-- Start --

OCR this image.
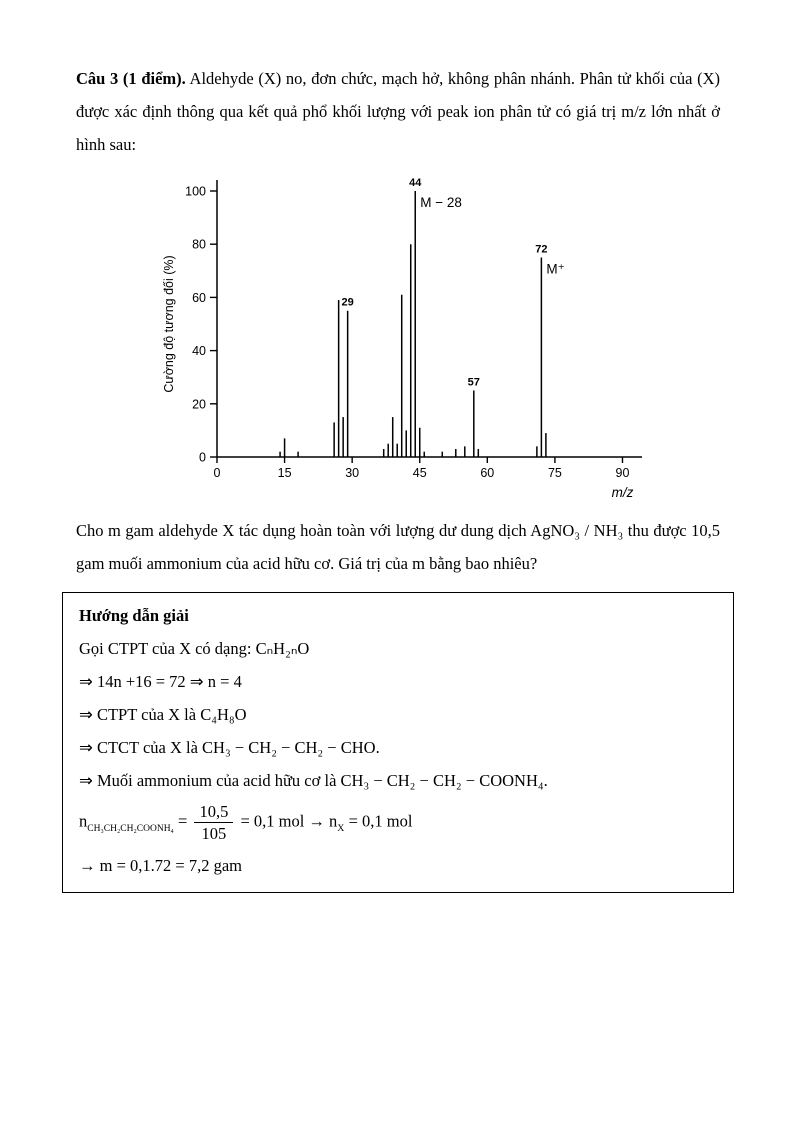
Câu 3 (1 điểm). Aldehyde (X) no, đơn chức, mạch hở, không phân nhánh. Phân tử khối của (X) được xác định thông qua kết quả phổ khối lượng với peak ion phân tử có giá trị m/z lớn nhất ở hình sau:

0
20
40
60
80
100
0	15	30	45	60	75	90
m/z
Cường độ tương đối (%)	29
44
57
72
M − 28
M⁺

Cho m gam aldehyde X tác dụng hoàn toàn với lượng dư dung dịch AgNO₃ / NH₃ thu được 10,5 gam muối ammonium của acid hữu cơ. Giá trị của m bằng bao nhiêu?

Hướng dẫn giải
Gọi CTPT của X có dạng: CₙH₂ₙO
⇒ 14n +16 = 72 ⇒ n = 4
⇒ CTPT của X là C₄H₈O
⇒ CTCT của X là CH₃ − CH₂ − CH₂ − CHO.
⇒ Muối ammonium của acid hữu cơ là CH₃ − CH₂ − CH₂ − COONH₄.
$n_{CH_3CH_2CH_2COONH_4} = \frac{10,5}{105} = 0,1$ mol → $n_X = 0,1$ mol
→ m = 0,1.72 = 7,2 gam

-- End --

- **SET TASK**:
Word for word, quote the full listing, omitting every picture.

- **OUTPUT**:
OCR this image.
Câu 3 (1 điểm). Aldehyde (X) no, đơn chức, mạch hở, không phân nhánh. Phân tử khối của (X) được xác định thông qua kết quả phổ khối lượng với peak ion phân tử có giá trị m/z lớn nhất ở hình sau:

0
20
40
60
80
100
0	15	30	45	60	75	90
m/z
Cường độ tương đối (%)	29
44
57
72
M − 28
M⁺

Cho m gam aldehyde X tác dụng hoàn toàn với lượng dư dung dịch AgNO₃ / NH₃ thu được 10,5 gam muối ammonium của acid hữu cơ. Giá trị của m bằng bao nhiêu?

Hướng dẫn giải
Gọi CTPT của X có dạng: CₙH₂ₙO
⇒ 14n +16 = 72 ⇒ n = 4
⇒ CTPT của X là C₄H₈O
⇒ CTCT của X là CH₃ − CH₂ − CH₂ − CHO.
⇒ Muối ammonium của acid hữu cơ là CH₃ − CH₂ − CH₂ − COONH₄.
$n_{CH_3CH_2CH_2COONH_4} = \frac{10,5}{105} = 0,1$ mol → $n_X = 0,1$ mol
→ m = 0,1.72 = 7,2 gam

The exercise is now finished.